-- What is asked --
Give every line of the data again, unchanged, but with no pictures.

-- Data to use --
start
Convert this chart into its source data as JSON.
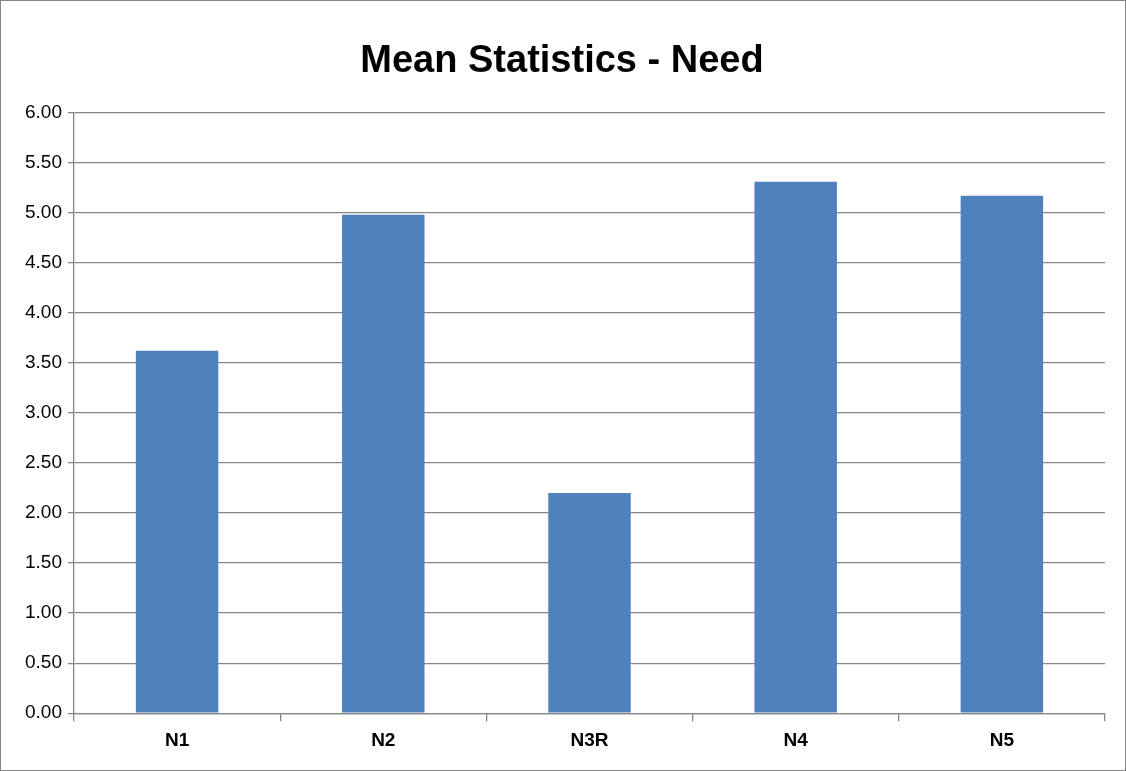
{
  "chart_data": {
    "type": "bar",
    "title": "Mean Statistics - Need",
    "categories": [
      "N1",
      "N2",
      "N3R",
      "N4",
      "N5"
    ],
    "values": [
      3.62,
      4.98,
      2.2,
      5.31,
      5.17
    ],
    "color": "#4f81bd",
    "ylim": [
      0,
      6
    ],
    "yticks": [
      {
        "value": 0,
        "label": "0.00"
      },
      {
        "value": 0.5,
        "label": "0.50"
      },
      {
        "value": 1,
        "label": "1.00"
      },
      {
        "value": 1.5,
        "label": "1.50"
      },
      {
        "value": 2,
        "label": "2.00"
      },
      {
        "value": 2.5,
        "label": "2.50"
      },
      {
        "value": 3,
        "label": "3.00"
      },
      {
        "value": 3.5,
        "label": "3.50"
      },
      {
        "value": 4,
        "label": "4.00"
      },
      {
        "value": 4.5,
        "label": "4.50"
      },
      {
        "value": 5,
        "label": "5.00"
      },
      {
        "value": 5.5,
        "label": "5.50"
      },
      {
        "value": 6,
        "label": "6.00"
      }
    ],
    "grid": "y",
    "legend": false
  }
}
end
-- Complete output --
Convert this chart into its source data as JSON.
{
  "chart_data": {
    "type": "bar",
    "title": "Mean Statistics - Need",
    "categories": [
      "N1",
      "N2",
      "N3R",
      "N4",
      "N5"
    ],
    "values": [
      3.62,
      4.98,
      2.2,
      5.31,
      5.17
    ],
    "color": "#4f81bd",
    "ylim": [
      0,
      6
    ],
    "yticks": [
      {
        "value": 0,
        "label": "0.00"
      },
      {
        "value": 0.5,
        "label": "0.50"
      },
      {
        "value": 1,
        "label": "1.00"
      },
      {
        "value": 1.5,
        "label": "1.50"
      },
      {
        "value": 2,
        "label": "2.00"
      },
      {
        "value": 2.5,
        "label": "2.50"
      },
      {
        "value": 3,
        "label": "3.00"
      },
      {
        "value": 3.5,
        "label": "3.50"
      },
      {
        "value": 4,
        "label": "4.00"
      },
      {
        "value": 4.5,
        "label": "4.50"
      },
      {
        "value": 5,
        "label": "5.00"
      },
      {
        "value": 5.5,
        "label": "5.50"
      },
      {
        "value": 6,
        "label": "6.00"
      }
    ],
    "grid": "y",
    "legend": false
  }
}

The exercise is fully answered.